Return all entries precisely as they stand, without the images.

DATA PROVIDED.
◆ ◆ ◆ ◆

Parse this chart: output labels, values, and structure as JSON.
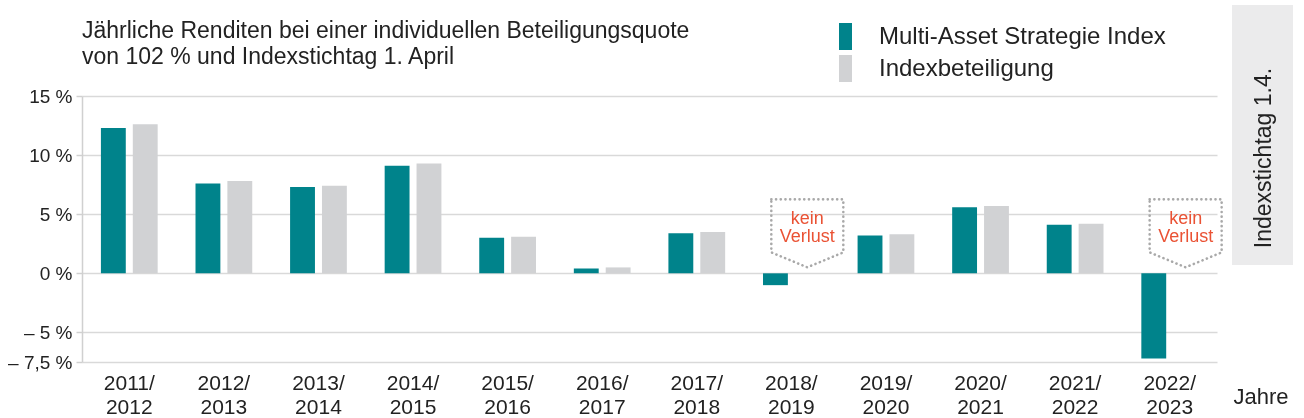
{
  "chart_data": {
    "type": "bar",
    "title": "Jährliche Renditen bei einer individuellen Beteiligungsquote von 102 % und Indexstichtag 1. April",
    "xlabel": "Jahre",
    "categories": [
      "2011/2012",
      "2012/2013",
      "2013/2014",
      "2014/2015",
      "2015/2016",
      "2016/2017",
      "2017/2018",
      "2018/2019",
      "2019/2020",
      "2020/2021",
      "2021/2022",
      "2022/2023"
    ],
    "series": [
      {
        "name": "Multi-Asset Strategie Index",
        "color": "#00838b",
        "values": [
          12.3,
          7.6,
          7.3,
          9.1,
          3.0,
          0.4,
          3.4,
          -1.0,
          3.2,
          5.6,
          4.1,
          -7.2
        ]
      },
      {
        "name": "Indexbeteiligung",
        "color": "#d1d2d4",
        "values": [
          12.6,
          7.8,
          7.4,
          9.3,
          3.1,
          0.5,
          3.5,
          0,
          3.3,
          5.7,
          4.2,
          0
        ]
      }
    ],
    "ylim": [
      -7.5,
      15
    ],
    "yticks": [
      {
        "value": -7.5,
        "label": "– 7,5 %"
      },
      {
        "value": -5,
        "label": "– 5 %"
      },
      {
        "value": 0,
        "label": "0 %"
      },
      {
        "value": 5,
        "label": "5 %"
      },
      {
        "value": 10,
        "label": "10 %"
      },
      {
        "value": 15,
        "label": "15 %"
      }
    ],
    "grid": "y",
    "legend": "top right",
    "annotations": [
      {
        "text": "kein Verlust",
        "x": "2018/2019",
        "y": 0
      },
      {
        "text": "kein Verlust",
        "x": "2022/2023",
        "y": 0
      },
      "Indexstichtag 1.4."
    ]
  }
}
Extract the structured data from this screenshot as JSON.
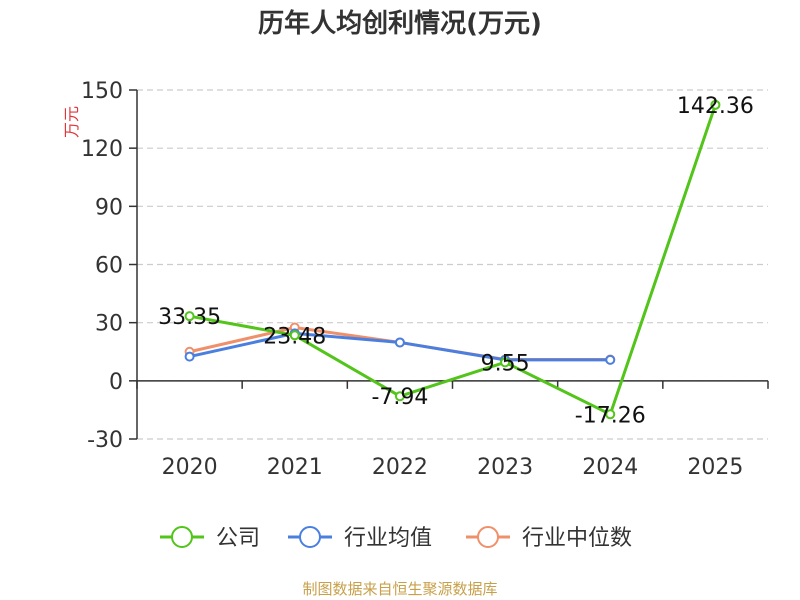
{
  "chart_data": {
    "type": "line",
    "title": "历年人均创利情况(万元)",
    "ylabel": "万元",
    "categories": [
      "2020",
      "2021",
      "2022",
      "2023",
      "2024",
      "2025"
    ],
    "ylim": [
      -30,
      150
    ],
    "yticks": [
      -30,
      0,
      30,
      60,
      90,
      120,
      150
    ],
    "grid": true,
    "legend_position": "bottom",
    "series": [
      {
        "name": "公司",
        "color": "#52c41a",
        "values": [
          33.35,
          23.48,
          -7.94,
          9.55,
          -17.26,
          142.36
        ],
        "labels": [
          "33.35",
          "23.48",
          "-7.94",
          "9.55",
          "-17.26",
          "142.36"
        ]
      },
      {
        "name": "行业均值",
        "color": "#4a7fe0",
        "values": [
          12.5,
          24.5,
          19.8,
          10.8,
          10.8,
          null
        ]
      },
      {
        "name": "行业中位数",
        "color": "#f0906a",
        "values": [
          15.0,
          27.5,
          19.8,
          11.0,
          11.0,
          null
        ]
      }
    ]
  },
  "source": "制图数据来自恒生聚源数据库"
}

◆ ◆ ◆ ◆

EXERCISE RESULT.
Parse this chart: output labels, values, and structure as JSON.
{
  "chart_data": {
    "type": "bar",
    "title": "Jährliche Renditen bei einer individuellen Beteiligungsquote von 102 % und Indexstichtag 1. April",
    "xlabel": "Jahre",
    "categories": [
      "2011/2012",
      "2012/2013",
      "2013/2014",
      "2014/2015",
      "2015/2016",
      "2016/2017",
      "2017/2018",
      "2018/2019",
      "2019/2020",
      "2020/2021",
      "2021/2022",
      "2022/2023"
    ],
    "series": [
      {
        "name": "Multi-Asset Strategie Index",
        "color": "#00838b",
        "values": [
          12.3,
          7.6,
          7.3,
          9.1,
          3.0,
          0.4,
          3.4,
          -1.0,
          3.2,
          5.6,
          4.1,
          -7.2
        ]
      },
      {
        "name": "Indexbeteiligung",
        "color": "#d1d2d4",
        "values": [
          12.6,
          7.8,
          7.4,
          9.3,
          3.1,
          0.5,
          3.5,
          0,
          3.3,
          5.7,
          4.2,
          0
        ]
      }
    ],
    "ylim": [
      -7.5,
      15
    ],
    "yticks": [
      {
        "value": -7.5,
        "label": "– 7,5 %"
      },
      {
        "value": -5,
        "label": "– 5 %"
      },
      {
        "value": 0,
        "label": "0 %"
      },
      {
        "value": 5,
        "label": "5 %"
      },
      {
        "value": 10,
        "label": "10 %"
      },
      {
        "value": 15,
        "label": "15 %"
      }
    ],
    "grid": "y",
    "legend": "top right",
    "annotations": [
      {
        "text": "kein Verlust",
        "x": "2018/2019",
        "y": 0
      },
      {
        "text": "kein Verlust",
        "x": "2022/2023",
        "y": 0
      },
      "Indexstichtag 1.4."
    ]
  }
}
Extract the structured data from this screenshot as JSON.
{
  "chart_data": {
    "type": "line",
    "title": "历年人均创利情况(万元)",
    "ylabel": "万元",
    "categories": [
      "2020",
      "2021",
      "2022",
      "2023",
      "2024",
      "2025"
    ],
    "ylim": [
      -30,
      150
    ],
    "yticks": [
      -30,
      0,
      30,
      60,
      90,
      120,
      150
    ],
    "grid": true,
    "legend_position": "bottom",
    "series": [
      {
        "name": "公司",
        "color": "#52c41a",
        "values": [
          33.35,
          23.48,
          -7.94,
          9.55,
          -17.26,
          142.36
        ],
        "labels": [
          "33.35",
          "23.48",
          "-7.94",
          "9.55",
          "-17.26",
          "142.36"
        ]
      },
      {
        "name": "行业均值",
        "color": "#4a7fe0",
        "values": [
          12.5,
          24.5,
          19.8,
          10.8,
          10.8,
          null
        ]
      },
      {
        "name": "行业中位数",
        "color": "#f0906a",
        "values": [
          15.0,
          27.5,
          19.8,
          11.0,
          11.0,
          null
        ]
      }
    ]
  },
  "source": "制图数据来自恒生聚源数据库"
}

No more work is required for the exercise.